● Problem details
Return all entries word for word, but drop any images.

Stored records:
__________________________________________________
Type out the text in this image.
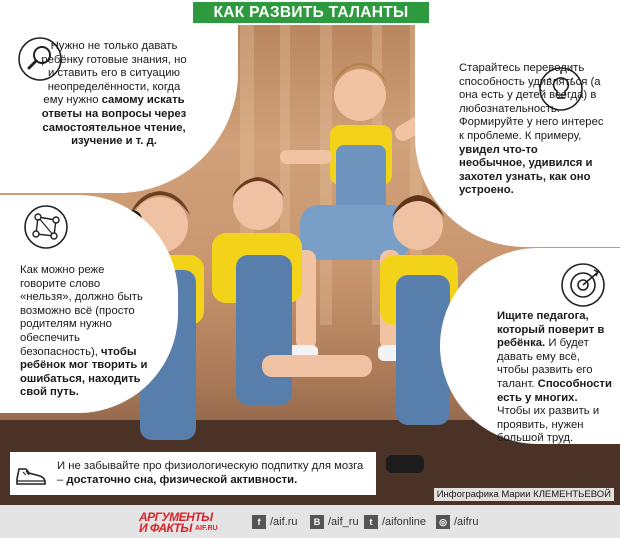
КАК РАЗВИТЬ ТАЛАНТЫ

Нужно не только давать ребёнку готовые знания, но и ставить его в ситуацию неопределённости, когда ему нужно самому искать ответы на вопросы через самостоятельное чтение, изучение и т. д.

Старайтесь переводить способность удивляться (а она есть у детей всегда) в любознательность. Формируйте у него интерес к проблеме. К примеру, увидел что-то необычное, удивился и захотел узнать, как оно устроено.

Как можно реже говорите слово «нельзя», должно быть возможно всё (просто родителям нужно обеспечить безопасность), чтобы ребёнок мог творить и ошибаться, находить свой путь.

Ищите педагога, который поверит в ребёнка. И будет давать ему всё, чтобы развить его талант. Способности есть у многих. Чтобы их развить и проявить, нужен большой труд.

И не забывайте про физиологическую подпитку для мозга – достаточно сна, физической активности.

Инфографика Марии КЛЕМЕНТЬЕВОЙ
АРГУМЕНТЫ
И ФАКТЫ AIF.RU
f /aif.ru	В /aif_ru	t /aifonline	◎ /aifru
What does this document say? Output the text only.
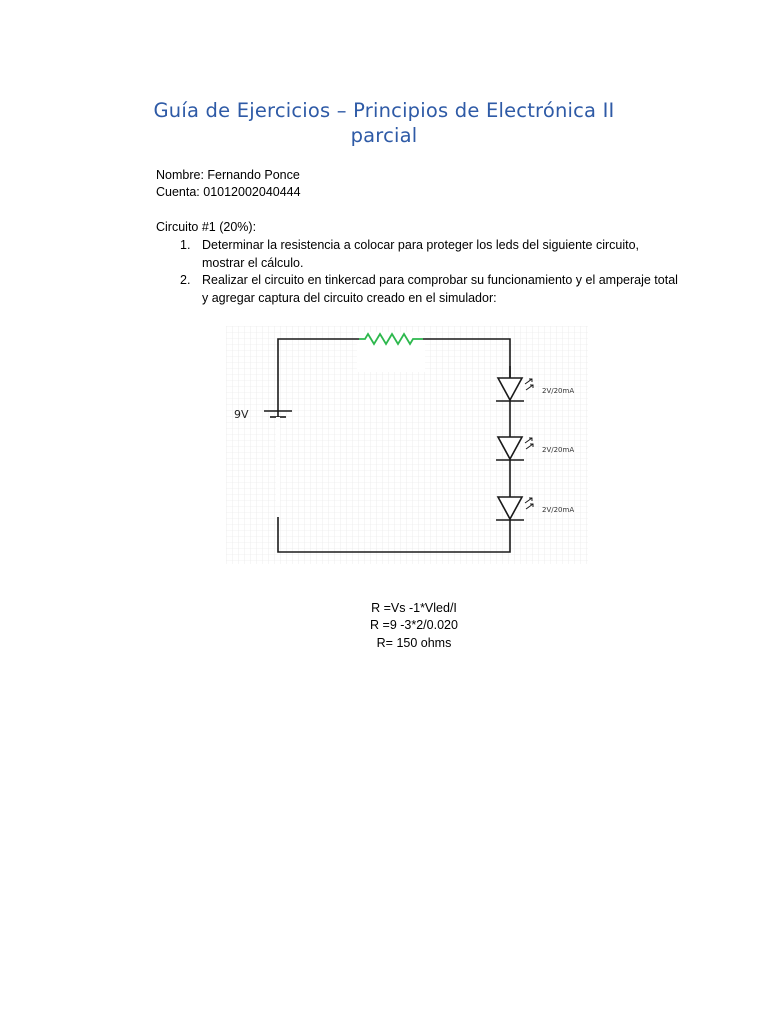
Guía de Ejercicios – Principios de Electrónica II parcial
Nombre: Fernando Ponce
Cuenta: 01012002040444
Circuito #1 (20%):
1. Determinar la resistencia a colocar para proteger los leds del siguiente circuito, mostrar el cálculo.
2. Realizar el circuito en tinkercad para comprobar su funcionamiento y el amperaje total y agregar captura del circuito creado en el simulador:
9V
2V/20mA
2V/20mA
2V/20mA
R =Vs -1*Vled/I
R =9 -3*2/0.020
R= 150 ohms
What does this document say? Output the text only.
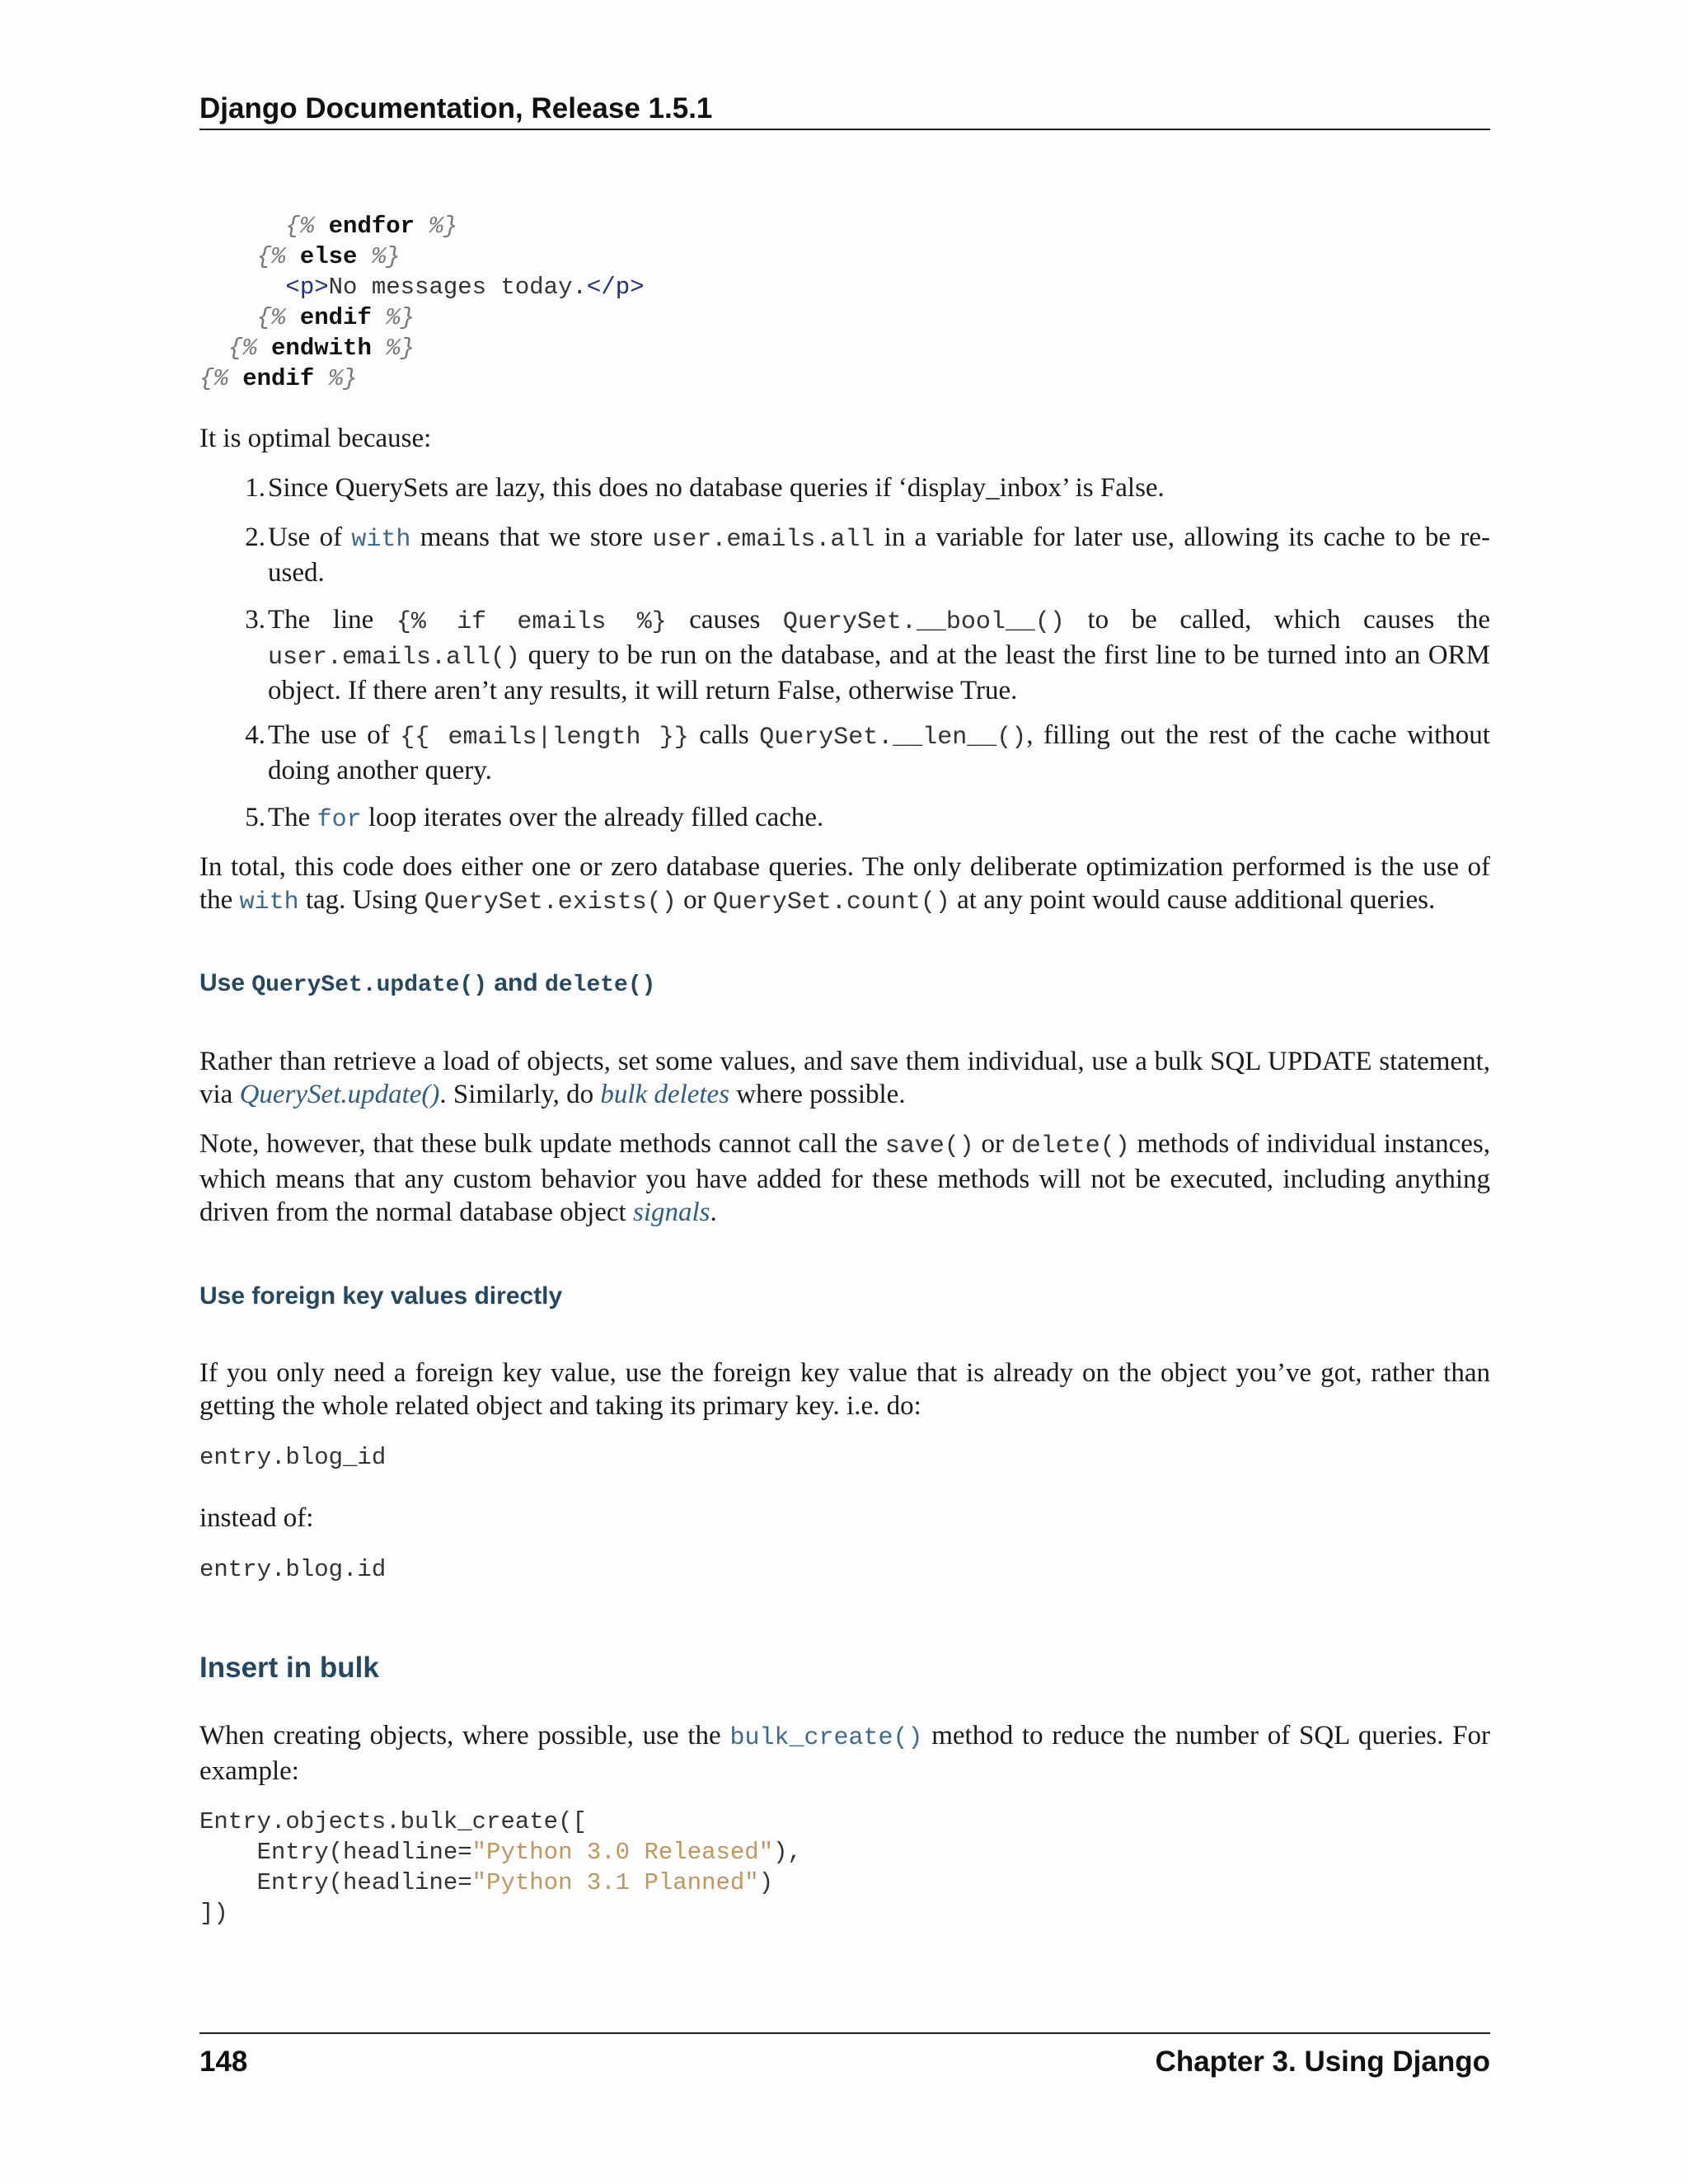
Django Documentation, Release 1.5.1
{% endfor %}
{% else %}
<p>No messages today.</p>
{% endif %}
{% endwith %}
{% endif %}

It is optimal because:

1. Since QuerySets are lazy, this does no database queries if ‘display_inbox’ is False.
2. Use of with means that we store user.emails.all in a variable for later use, allowing its cache to be re-used.
3. The line {% if emails %} causes QuerySet.__bool__() to be called, which causes the user.emails.all() query to be run on the database, and at the least the first line to be turned into an ORM object. If there aren’t any results, it will return False, otherwise True.
4. The use of {{ emails|length }} calls QuerySet.__len__(), filling out the rest of the cache without doing another query.
5. The for loop iterates over the already filled cache.

In total, this code does either one or zero database queries. The only deliberate optimization performed is the use of the with tag. Using QuerySet.exists() or QuerySet.count() at any point would cause additional queries.

Use QuerySet.update() and delete()

Rather than retrieve a load of objects, set some values, and save them individual, use a bulk SQL UPDATE statement, via QuerySet.update(). Similarly, do bulk deletes where possible.

Note, however, that these bulk update methods cannot call the save() or delete() methods of individual instances, which means that any custom behavior you have added for these methods will not be executed, including anything driven from the normal database object signals.

Use foreign key values directly

If you only need a foreign key value, use the foreign key value that is already on the object you’ve got, rather than getting the whole related object and taking its primary key. i.e. do:

entry.blog_id

instead of:

entry.blog.id
Insert in bulk

When creating objects, where possible, use the bulk_create() method to reduce the number of SQL queries. For example:

Entry.objects.bulk_create([
Entry(headline="Python 3.0 Released"),
Entry(headline="Python 3.1 Planned")
])
148	Chapter 3. Using Django
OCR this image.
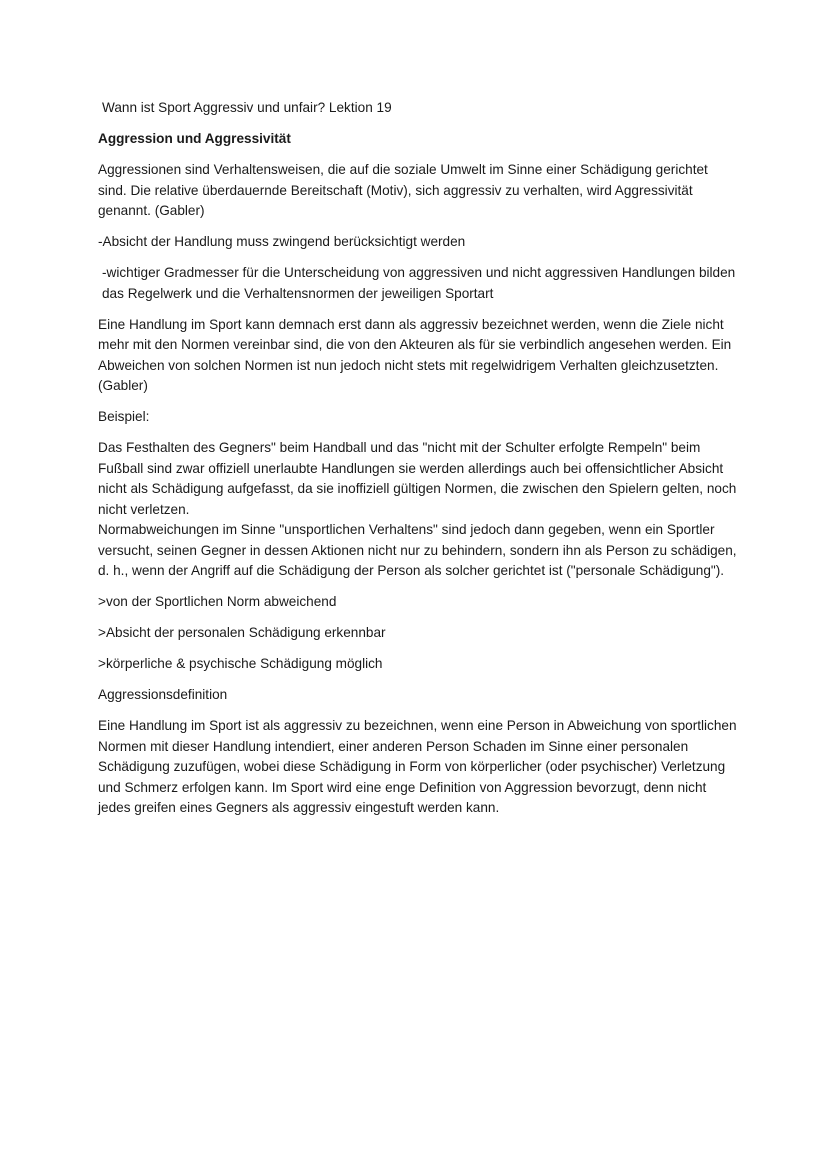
Wann ist Sport Aggressiv und unfair? Lektion 19

Aggression und Aggressivität

Aggressionen sind Verhaltensweisen, die auf die soziale Umwelt im Sinne einer Schädigung gerichtet sind. Die relative überdauernde Bereitschaft (Motiv), sich aggressiv zu verhalten, wird Aggressivität genannt. (Gabler)

-Absicht der Handlung muss zwingend berücksichtigt werden

-wichtiger Gradmesser für die Unterscheidung von aggressiven und nicht aggressiven Handlungen bilden das Regelwerk und die Verhaltensnormen der jeweiligen Sportart

Eine Handlung im Sport kann demnach erst dann als aggressiv bezeichnet werden, wenn die Ziele nicht mehr mit den Normen vereinbar sind, die von den Akteuren als für sie verbindlich angesehen werden. Ein Abweichen von solchen Normen ist nun jedoch nicht stets mit regelwidrigem Verhalten gleichzusetzten. (Gabler)

Beispiel:

Das Festhalten des Gegners" beim Handball und das "nicht mit der Schulter erfolgte Rempeln" beim Fußball sind zwar offiziell unerlaubte Handlungen sie werden allerdings auch bei offensichtlicher Absicht nicht als Schädigung aufgefasst, da sie inoffiziell gültigen Normen, die zwischen den Spielern gelten, noch nicht verletzen.

Normabweichungen im Sinne "unsportlichen Verhaltens" sind jedoch dann gegeben, wenn ein Sportler versucht, seinen Gegner in dessen Aktionen nicht nur zu behindern, sondern ihn als Person zu schädigen, d. h., wenn der Angriff auf die Schädigung der Person als solcher gerichtet ist ("personale Schädigung").

>von der Sportlichen Norm abweichend

>Absicht der personalen Schädigung erkennbar

>körperliche & psychische Schädigung möglich

Aggressionsdefinition

Eine Handlung im Sport ist als aggressiv zu bezeichnen, wenn eine Person in Abweichung von sportlichen Normen mit dieser Handlung intendiert, einer anderen Person Schaden im Sinne einer personalen Schädigung zuzufügen, wobei diese Schädigung in Form von körperlicher (oder psychischer) Verletzung und Schmerz erfolgen kann. Im Sport wird eine enge Definition von Aggression bevorzugt, denn nicht jedes greifen eines Gegners als aggressiv eingestuft werden kann.
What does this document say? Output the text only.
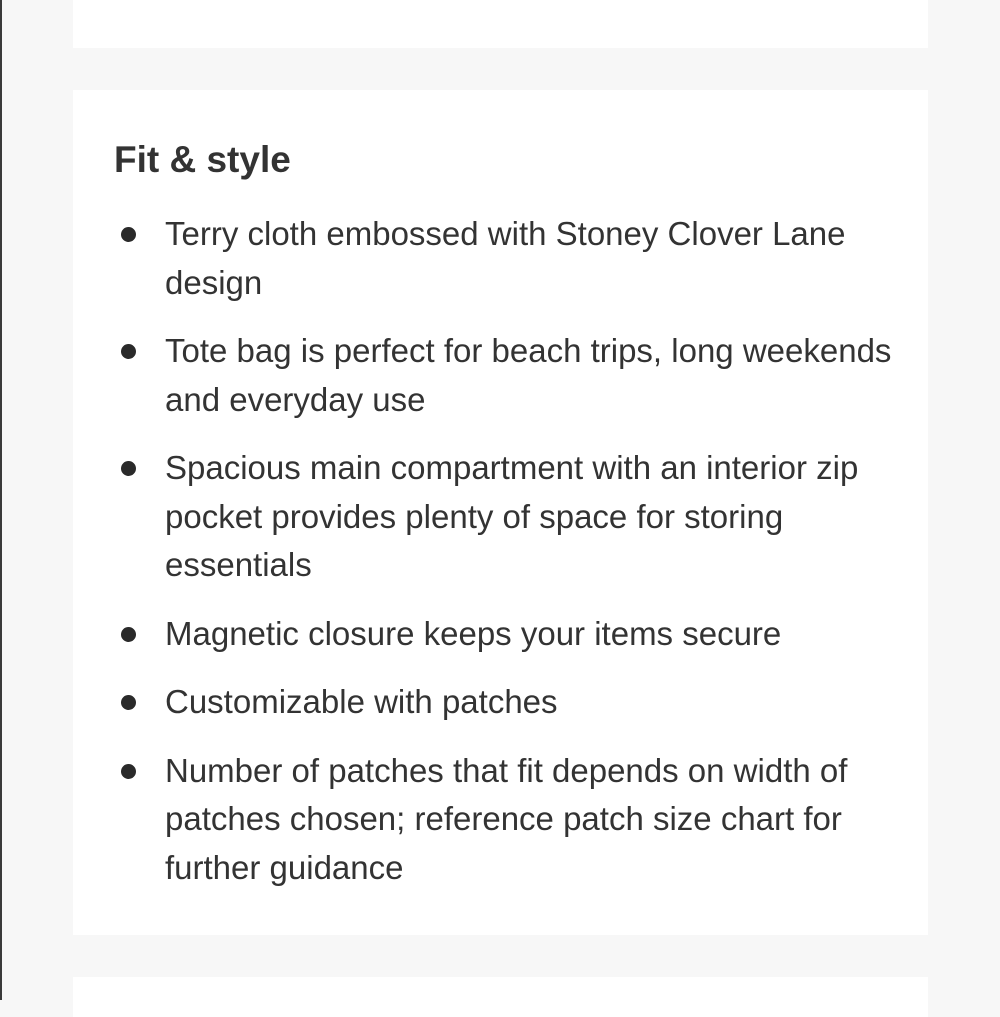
Fit & style
Terry cloth embossed with Stoney Clover Lane design
Tote bag is perfect for beach trips, long weekends and everyday use
Spacious main compartment with an interior zip pocket provides plenty of space for storing essentials
Magnetic closure keeps your items secure
Customizable with patches
Number of patches that fit depends on width of patches chosen; reference patch size chart for further guidance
__________________________________________________
● Task solution
Type out the text in this image.
КАК РАЗВИТЬ ТАЛАНТЫ

Нужно не только давать ребёнку готовые знания, но и ставить его в ситуацию неопределённости, когда ему нужно самому искать ответы на вопросы через самостоятельное чтение, изучение и т. д.

Старайтесь переводить способность удивляться (а она есть у детей всегда) в любознательность. Формируйте у него интерес к проблеме. К примеру, увидел что-то необычное, удивился и захотел узнать, как оно устроено.

Как можно реже говорите слово «нельзя», должно быть возможно всё (просто родителям нужно обеспечить безопасность), чтобы ребёнок мог творить и ошибаться, находить свой путь.

Ищите педагога, который поверит в ребёнка. И будет давать ему всё, чтобы развить его талант. Способности есть у многих. Чтобы их развить и проявить, нужен большой труд.

И не забывайте про физиологическую подпитку для мозга – достаточно сна, физической активности.

Инфографика Марии КЛЕМЕНТЬЕВОЙ
АРГУМЕНТЫ
И ФАКТЫ AIF.RU
f /aif.ru	В /aif_ru	t /aifonline	◎ /aifru
What does this document say? Output the text only.
Guía de Ejercicios – Principios de Electrónica II parcial
Nombre: Fernando Ponce
Cuenta: 01012002040444
Circuito #1 (20%):
1. Determinar la resistencia a colocar para proteger los leds del siguiente circuito, mostrar el cálculo.
2. Realizar el circuito en tinkercad para comprobar su funcionamiento y el amperaje total y agregar captura del circuito creado en el simulador:
9V
2V/20mA
2V/20mA
2V/20mA
R =Vs -1*Vled/I
R =9 -3*2/0.020
R= 150 ohms
What does this document say? Output the text only.
Django Documentation, Release 1.5.1
{% endfor %}
{% else %}
<p>No messages today.</p>
{% endif %}
{% endwith %}
{% endif %}

It is optimal because:

1. Since QuerySets are lazy, this does no database queries if ‘display_inbox’ is False.
2. Use of with means that we store user.emails.all in a variable for later use, allowing its cache to be re-used.
3. The line {% if emails %} causes QuerySet.__bool__() to be called, which causes the user.emails.all() query to be run on the database, and at the least the first line to be turned into an ORM object. If there aren’t any results, it will return False, otherwise True.
4. The use of {{ emails|length }} calls QuerySet.__len__(), filling out the rest of the cache without doing another query.
5. The for loop iterates over the already filled cache.

In total, this code does either one or zero database queries. The only deliberate optimization performed is the use of the with tag. Using QuerySet.exists() or QuerySet.count() at any point would cause additional queries.

Use QuerySet.update() and delete()

Rather than retrieve a load of objects, set some values, and save them individual, use a bulk SQL UPDATE statement, via QuerySet.update(). Similarly, do bulk deletes where possible.

Note, however, that these bulk update methods cannot call the save() or delete() methods of individual instances, which means that any custom behavior you have added for these methods will not be executed, including anything driven from the normal database object signals.

Use foreign key values directly

If you only need a foreign key value, use the foreign key value that is already on the object you’ve got, rather than getting the whole related object and taking its primary key. i.e. do:

entry.blog_id

instead of:

entry.blog.id
Insert in bulk

When creating objects, where possible, use the bulk_create() method to reduce the number of SQL queries. For example:

Entry.objects.bulk_create([
Entry(headline="Python 3.0 Released"),
Entry(headline="Python 3.1 Planned")
])
148	Chapter 3. Using Django
OCR this image.
Wann ist Sport Aggressiv und unfair? Lektion 19

Aggression und Aggressivität

Aggressionen sind Verhaltensweisen, die auf die soziale Umwelt im Sinne einer Schädigung gerichtet sind. Die relative überdauernde Bereitschaft (Motiv), sich aggressiv zu verhalten, wird Aggressivität genannt. (Gabler)

-Absicht der Handlung muss zwingend berücksichtigt werden

-wichtiger Gradmesser für die Unterscheidung von aggressiven und nicht aggressiven Handlungen bilden das Regelwerk und die Verhaltensnormen der jeweiligen Sportart

Eine Handlung im Sport kann demnach erst dann als aggressiv bezeichnet werden, wenn die Ziele nicht mehr mit den Normen vereinbar sind, die von den Akteuren als für sie verbindlich angesehen werden. Ein Abweichen von solchen Normen ist nun jedoch nicht stets mit regelwidrigem Verhalten gleichzusetzten. (Gabler)

Beispiel:

Das Festhalten des Gegners" beim Handball und das "nicht mit der Schulter erfolgte Rempeln" beim Fußball sind zwar offiziell unerlaubte Handlungen sie werden allerdings auch bei offensichtlicher Absicht nicht als Schädigung aufgefasst, da sie inoffiziell gültigen Normen, die zwischen den Spielern gelten, noch nicht verletzen.

Normabweichungen im Sinne "unsportlichen Verhaltens" sind jedoch dann gegeben, wenn ein Sportler versucht, seinen Gegner in dessen Aktionen nicht nur zu behindern, sondern ihn als Person zu schädigen, d. h., wenn der Angriff auf die Schädigung der Person als solcher gerichtet ist ("personale Schädigung").

>von der Sportlichen Norm abweichend

>Absicht der personalen Schädigung erkennbar

>körperliche & psychische Schädigung möglich

Aggressionsdefinition

Eine Handlung im Sport ist als aggressiv zu bezeichnen, wenn eine Person in Abweichung von sportlichen Normen mit dieser Handlung intendiert, einer anderen Person Schaden im Sinne einer personalen Schädigung zuzufügen, wobei diese Schädigung in Form von körperlicher (oder psychischer) Verletzung und Schmerz erfolgen kann. Im Sport wird eine enge Definition von Aggression bevorzugt, denn nicht jedes greifen eines Gegners als aggressiv eingestuft werden kann.
What does this document say? Output the text only.
Fit & style
Terry cloth embossed with Stoney Clover Lane design
Tote bag is perfect for beach trips, long weekends and everyday use
Spacious main compartment with an interior zip pocket provides plenty of space for storing essentials
Magnetic closure keeps your items secure
Customizable with patches
Number of patches that fit depends on width of patches chosen; reference patch size chart for further guidance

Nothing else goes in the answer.